# What needs to be done
Your answer must consist solely of the number of lines that contain the word "więcej".
********
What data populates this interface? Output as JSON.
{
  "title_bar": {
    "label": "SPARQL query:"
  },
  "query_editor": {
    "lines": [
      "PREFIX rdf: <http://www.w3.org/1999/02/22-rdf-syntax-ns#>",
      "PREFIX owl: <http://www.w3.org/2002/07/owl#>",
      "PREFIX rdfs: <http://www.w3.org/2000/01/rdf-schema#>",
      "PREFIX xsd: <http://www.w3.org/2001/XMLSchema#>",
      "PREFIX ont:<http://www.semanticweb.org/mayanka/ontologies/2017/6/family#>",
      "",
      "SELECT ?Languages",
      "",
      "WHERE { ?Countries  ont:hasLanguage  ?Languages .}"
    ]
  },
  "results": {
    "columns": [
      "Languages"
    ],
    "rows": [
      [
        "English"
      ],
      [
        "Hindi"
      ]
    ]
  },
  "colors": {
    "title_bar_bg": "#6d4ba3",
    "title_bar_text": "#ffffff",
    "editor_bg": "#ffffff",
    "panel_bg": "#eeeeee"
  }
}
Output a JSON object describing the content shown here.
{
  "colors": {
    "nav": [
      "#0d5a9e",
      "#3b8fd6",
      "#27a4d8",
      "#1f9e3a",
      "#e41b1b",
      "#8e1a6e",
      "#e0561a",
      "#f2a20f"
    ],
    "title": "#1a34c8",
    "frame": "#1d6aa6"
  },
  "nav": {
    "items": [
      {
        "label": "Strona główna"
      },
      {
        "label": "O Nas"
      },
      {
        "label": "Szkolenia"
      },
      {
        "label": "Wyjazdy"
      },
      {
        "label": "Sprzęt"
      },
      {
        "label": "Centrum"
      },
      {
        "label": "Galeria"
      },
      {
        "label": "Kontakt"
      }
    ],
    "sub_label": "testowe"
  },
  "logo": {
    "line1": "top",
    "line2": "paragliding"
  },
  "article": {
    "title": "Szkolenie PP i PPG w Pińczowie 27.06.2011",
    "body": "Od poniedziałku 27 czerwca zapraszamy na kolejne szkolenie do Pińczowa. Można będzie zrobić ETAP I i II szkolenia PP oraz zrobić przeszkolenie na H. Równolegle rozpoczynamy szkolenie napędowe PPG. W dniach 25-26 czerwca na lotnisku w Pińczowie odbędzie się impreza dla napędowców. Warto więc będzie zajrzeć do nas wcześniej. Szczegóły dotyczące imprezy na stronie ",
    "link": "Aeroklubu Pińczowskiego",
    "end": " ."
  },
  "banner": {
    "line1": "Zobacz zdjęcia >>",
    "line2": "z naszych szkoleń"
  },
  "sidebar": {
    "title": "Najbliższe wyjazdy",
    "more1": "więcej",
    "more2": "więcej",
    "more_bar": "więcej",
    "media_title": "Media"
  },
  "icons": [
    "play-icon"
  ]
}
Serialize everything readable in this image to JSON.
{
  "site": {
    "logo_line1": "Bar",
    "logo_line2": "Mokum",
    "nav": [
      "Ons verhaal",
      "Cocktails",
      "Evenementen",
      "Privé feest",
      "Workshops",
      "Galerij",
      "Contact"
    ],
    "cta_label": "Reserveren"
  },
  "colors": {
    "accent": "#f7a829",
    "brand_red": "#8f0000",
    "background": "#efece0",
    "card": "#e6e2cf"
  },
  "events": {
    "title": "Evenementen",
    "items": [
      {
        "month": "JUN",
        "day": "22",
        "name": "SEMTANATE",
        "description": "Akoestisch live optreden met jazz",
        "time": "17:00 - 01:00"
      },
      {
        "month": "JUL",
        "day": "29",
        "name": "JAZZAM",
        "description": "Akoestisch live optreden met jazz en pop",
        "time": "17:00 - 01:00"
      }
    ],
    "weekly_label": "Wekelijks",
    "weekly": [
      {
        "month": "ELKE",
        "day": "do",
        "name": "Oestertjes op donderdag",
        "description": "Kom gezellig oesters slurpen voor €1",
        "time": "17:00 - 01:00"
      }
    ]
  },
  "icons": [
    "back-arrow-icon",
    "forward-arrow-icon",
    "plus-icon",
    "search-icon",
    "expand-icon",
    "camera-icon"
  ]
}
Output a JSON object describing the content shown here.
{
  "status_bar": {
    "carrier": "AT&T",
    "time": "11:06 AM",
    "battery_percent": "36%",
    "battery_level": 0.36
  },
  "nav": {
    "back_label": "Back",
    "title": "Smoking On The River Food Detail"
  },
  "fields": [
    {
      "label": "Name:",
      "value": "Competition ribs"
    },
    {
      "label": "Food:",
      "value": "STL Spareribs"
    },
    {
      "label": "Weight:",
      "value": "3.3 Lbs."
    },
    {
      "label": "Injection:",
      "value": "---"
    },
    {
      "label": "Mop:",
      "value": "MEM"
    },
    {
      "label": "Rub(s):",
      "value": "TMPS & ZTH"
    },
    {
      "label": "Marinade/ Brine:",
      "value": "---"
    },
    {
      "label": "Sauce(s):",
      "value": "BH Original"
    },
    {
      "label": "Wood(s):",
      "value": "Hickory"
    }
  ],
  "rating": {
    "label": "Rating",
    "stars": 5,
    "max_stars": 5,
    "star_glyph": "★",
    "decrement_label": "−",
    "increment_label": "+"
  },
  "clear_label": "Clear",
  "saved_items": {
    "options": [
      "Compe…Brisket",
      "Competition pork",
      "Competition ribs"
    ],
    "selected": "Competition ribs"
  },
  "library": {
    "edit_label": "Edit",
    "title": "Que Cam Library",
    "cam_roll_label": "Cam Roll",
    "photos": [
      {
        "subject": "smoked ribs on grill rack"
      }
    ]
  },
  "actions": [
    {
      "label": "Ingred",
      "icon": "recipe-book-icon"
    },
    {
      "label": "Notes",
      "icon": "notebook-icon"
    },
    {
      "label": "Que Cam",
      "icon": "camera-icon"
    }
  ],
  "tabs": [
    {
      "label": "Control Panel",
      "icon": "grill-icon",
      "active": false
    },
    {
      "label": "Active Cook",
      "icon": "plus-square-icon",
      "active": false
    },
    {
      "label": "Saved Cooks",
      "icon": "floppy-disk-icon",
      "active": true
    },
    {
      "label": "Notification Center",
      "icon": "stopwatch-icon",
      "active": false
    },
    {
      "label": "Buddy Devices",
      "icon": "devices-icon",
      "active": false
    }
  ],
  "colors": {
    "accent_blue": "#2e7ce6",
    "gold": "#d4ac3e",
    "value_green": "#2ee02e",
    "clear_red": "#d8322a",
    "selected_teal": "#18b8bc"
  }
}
********
# Answer to the exercise
3